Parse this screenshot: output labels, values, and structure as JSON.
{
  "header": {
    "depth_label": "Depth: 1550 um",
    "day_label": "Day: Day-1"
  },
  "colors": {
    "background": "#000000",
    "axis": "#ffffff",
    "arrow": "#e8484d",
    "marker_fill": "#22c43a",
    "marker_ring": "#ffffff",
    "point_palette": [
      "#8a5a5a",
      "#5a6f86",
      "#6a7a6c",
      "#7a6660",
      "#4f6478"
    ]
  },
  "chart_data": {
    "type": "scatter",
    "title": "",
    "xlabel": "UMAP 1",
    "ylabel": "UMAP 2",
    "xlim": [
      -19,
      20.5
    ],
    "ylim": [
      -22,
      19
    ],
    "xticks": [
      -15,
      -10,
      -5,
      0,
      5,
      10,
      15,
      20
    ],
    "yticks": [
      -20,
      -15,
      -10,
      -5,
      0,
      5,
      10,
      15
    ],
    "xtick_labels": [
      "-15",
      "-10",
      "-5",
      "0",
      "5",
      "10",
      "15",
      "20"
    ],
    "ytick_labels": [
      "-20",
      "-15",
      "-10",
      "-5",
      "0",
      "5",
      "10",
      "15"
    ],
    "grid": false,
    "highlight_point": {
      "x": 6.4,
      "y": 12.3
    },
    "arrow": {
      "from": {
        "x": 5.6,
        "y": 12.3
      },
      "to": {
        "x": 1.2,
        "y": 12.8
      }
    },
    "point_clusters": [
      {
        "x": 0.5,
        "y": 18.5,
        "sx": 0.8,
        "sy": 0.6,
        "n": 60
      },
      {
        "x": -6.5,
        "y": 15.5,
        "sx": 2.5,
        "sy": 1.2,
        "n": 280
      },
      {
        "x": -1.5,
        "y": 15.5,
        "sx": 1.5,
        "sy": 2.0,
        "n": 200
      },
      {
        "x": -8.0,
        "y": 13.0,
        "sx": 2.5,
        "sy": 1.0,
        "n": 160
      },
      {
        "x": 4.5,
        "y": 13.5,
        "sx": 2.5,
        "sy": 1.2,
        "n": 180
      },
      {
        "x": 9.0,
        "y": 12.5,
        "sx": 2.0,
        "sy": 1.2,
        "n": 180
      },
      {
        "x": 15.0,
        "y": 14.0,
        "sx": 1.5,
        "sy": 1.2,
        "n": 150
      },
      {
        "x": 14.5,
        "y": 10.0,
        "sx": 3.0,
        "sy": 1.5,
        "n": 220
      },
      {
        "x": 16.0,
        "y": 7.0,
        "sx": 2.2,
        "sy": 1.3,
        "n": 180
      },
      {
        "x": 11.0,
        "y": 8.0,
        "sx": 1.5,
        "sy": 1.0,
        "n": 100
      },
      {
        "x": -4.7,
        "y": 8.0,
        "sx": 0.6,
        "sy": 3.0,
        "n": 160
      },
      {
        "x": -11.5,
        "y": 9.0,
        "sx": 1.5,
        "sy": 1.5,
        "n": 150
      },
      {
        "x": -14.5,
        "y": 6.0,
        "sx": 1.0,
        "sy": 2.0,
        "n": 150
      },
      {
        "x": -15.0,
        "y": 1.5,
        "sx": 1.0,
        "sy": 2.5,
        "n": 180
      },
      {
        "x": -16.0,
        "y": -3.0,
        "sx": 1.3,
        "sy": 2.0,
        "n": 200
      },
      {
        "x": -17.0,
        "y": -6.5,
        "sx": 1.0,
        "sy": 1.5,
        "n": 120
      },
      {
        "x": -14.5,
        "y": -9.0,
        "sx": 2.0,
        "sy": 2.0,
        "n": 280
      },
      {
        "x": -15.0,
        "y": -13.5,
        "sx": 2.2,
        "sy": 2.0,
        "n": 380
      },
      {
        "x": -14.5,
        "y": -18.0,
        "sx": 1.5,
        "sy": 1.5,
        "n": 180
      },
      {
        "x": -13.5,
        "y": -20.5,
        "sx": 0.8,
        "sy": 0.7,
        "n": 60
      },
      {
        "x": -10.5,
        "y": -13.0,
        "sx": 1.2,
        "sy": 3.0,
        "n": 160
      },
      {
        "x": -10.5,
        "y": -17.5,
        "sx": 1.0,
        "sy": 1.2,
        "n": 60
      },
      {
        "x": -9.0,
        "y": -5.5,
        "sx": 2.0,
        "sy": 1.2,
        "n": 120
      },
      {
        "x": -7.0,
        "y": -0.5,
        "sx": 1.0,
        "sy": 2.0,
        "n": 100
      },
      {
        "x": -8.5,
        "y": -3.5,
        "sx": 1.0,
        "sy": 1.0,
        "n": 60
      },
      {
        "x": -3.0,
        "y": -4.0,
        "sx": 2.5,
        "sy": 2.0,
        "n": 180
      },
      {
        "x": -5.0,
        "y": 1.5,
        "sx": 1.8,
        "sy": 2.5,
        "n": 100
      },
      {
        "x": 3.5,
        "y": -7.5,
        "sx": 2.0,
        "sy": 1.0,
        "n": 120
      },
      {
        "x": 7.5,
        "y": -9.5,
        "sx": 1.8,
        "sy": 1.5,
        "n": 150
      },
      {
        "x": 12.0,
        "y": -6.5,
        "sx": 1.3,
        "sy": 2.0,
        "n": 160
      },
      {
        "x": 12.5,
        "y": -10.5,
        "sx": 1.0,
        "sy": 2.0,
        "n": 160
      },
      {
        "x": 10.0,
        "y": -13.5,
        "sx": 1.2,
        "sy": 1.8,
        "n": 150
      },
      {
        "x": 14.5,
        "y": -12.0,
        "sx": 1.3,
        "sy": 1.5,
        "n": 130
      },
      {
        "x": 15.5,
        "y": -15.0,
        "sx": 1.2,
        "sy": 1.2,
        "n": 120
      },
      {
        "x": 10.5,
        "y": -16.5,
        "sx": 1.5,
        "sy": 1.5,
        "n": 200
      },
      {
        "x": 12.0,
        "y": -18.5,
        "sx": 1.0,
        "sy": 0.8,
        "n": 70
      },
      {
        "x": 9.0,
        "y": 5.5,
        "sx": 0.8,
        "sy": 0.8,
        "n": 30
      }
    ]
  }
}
━━━━━━━━
= TASK STATEMENT =
Write every entry out again exactly.

= RESULT OF THIS EXERCISE =
Parse this screenshot: output labels, values, and structure as JSON.
{
  "header": {
    "depth_label": "Depth: 1550 um",
    "day_label": "Day: Day-1"
  },
  "colors": {
    "background": "#000000",
    "axis": "#ffffff",
    "arrow": "#e8484d",
    "marker_fill": "#22c43a",
    "marker_ring": "#ffffff",
    "point_palette": [
      "#8a5a5a",
      "#5a6f86",
      "#6a7a6c",
      "#7a6660",
      "#4f6478"
    ]
  },
  "chart_data": {
    "type": "scatter",
    "title": "",
    "xlabel": "UMAP 1",
    "ylabel": "UMAP 2",
    "xlim": [
      -19,
      20.5
    ],
    "ylim": [
      -22,
      19
    ],
    "xticks": [
      -15,
      -10,
      -5,
      0,
      5,
      10,
      15,
      20
    ],
    "yticks": [
      -20,
      -15,
      -10,
      -5,
      0,
      5,
      10,
      15
    ],
    "xtick_labels": [
      "-15",
      "-10",
      "-5",
      "0",
      "5",
      "10",
      "15",
      "20"
    ],
    "ytick_labels": [
      "-20",
      "-15",
      "-10",
      "-5",
      "0",
      "5",
      "10",
      "15"
    ],
    "grid": false,
    "highlight_point": {
      "x": 6.4,
      "y": 12.3
    },
    "arrow": {
      "from": {
        "x": 5.6,
        "y": 12.3
      },
      "to": {
        "x": 1.2,
        "y": 12.8
      }
    },
    "point_clusters": [
      {
        "x": 0.5,
        "y": 18.5,
        "sx": 0.8,
        "sy": 0.6,
        "n": 60
      },
      {
        "x": -6.5,
        "y": 15.5,
        "sx": 2.5,
        "sy": 1.2,
        "n": 280
      },
      {
        "x": -1.5,
        "y": 15.5,
        "sx": 1.5,
        "sy": 2.0,
        "n": 200
      },
      {
        "x": -8.0,
        "y": 13.0,
        "sx": 2.5,
        "sy": 1.0,
        "n": 160
      },
      {
        "x": 4.5,
        "y": 13.5,
        "sx": 2.5,
        "sy": 1.2,
        "n": 180
      },
      {
        "x": 9.0,
        "y": 12.5,
        "sx": 2.0,
        "sy": 1.2,
        "n": 180
      },
      {
        "x": 15.0,
        "y": 14.0,
        "sx": 1.5,
        "sy": 1.2,
        "n": 150
      },
      {
        "x": 14.5,
        "y": 10.0,
        "sx": 3.0,
        "sy": 1.5,
        "n": 220
      },
      {
        "x": 16.0,
        "y": 7.0,
        "sx": 2.2,
        "sy": 1.3,
        "n": 180
      },
      {
        "x": 11.0,
        "y": 8.0,
        "sx": 1.5,
        "sy": 1.0,
        "n": 100
      },
      {
        "x": -4.7,
        "y": 8.0,
        "sx": 0.6,
        "sy": 3.0,
        "n": 160
      },
      {
        "x": -11.5,
        "y": 9.0,
        "sx": 1.5,
        "sy": 1.5,
        "n": 150
      },
      {
        "x": -14.5,
        "y": 6.0,
        "sx": 1.0,
        "sy": 2.0,
        "n": 150
      },
      {
        "x": -15.0,
        "y": 1.5,
        "sx": 1.0,
        "sy": 2.5,
        "n": 180
      },
      {
        "x": -16.0,
        "y": -3.0,
        "sx": 1.3,
        "sy": 2.0,
        "n": 200
      },
      {
        "x": -17.0,
        "y": -6.5,
        "sx": 1.0,
        "sy": 1.5,
        "n": 120
      },
      {
        "x": -14.5,
        "y": -9.0,
        "sx": 2.0,
        "sy": 2.0,
        "n": 280
      },
      {
        "x": -15.0,
        "y": -13.5,
        "sx": 2.2,
        "sy": 2.0,
        "n": 380
      },
      {
        "x": -14.5,
        "y": -18.0,
        "sx": 1.5,
        "sy": 1.5,
        "n": 180
      },
      {
        "x": -13.5,
        "y": -20.5,
        "sx": 0.8,
        "sy": 0.7,
        "n": 60
      },
      {
        "x": -10.5,
        "y": -13.0,
        "sx": 1.2,
        "sy": 3.0,
        "n": 160
      },
      {
        "x": -10.5,
        "y": -17.5,
        "sx": 1.0,
        "sy": 1.2,
        "n": 60
      },
      {
        "x": -9.0,
        "y": -5.5,
        "sx": 2.0,
        "sy": 1.2,
        "n": 120
      },
      {
        "x": -7.0,
        "y": -0.5,
        "sx": 1.0,
        "sy": 2.0,
        "n": 100
      },
      {
        "x": -8.5,
        "y": -3.5,
        "sx": 1.0,
        "sy": 1.0,
        "n": 60
      },
      {
        "x": -3.0,
        "y": -4.0,
        "sx": 2.5,
        "sy": 2.0,
        "n": 180
      },
      {
        "x": -5.0,
        "y": 1.5,
        "sx": 1.8,
        "sy": 2.5,
        "n": 100
      },
      {
        "x": 3.5,
        "y": -7.5,
        "sx": 2.0,
        "sy": 1.0,
        "n": 120
      },
      {
        "x": 7.5,
        "y": -9.5,
        "sx": 1.8,
        "sy": 1.5,
        "n": 150
      },
      {
        "x": 12.0,
        "y": -6.5,
        "sx": 1.3,
        "sy": 2.0,
        "n": 160
      },
      {
        "x": 12.5,
        "y": -10.5,
        "sx": 1.0,
        "sy": 2.0,
        "n": 160
      },
      {
        "x": 10.0,
        "y": -13.5,
        "sx": 1.2,
        "sy": 1.8,
        "n": 150
      },
      {
        "x": 14.5,
        "y": -12.0,
        "sx": 1.3,
        "sy": 1.5,
        "n": 130
      },
      {
        "x": 15.5,
        "y": -15.0,
        "sx": 1.2,
        "sy": 1.2,
        "n": 120
      },
      {
        "x": 10.5,
        "y": -16.5,
        "sx": 1.5,
        "sy": 1.5,
        "n": 200
      },
      {
        "x": 12.0,
        "y": -18.5,
        "sx": 1.0,
        "sy": 0.8,
        "n": 70
      },
      {
        "x": 9.0,
        "y": 5.5,
        "sx": 0.8,
        "sy": 0.8,
        "n": 30
      }
    ]
  }
}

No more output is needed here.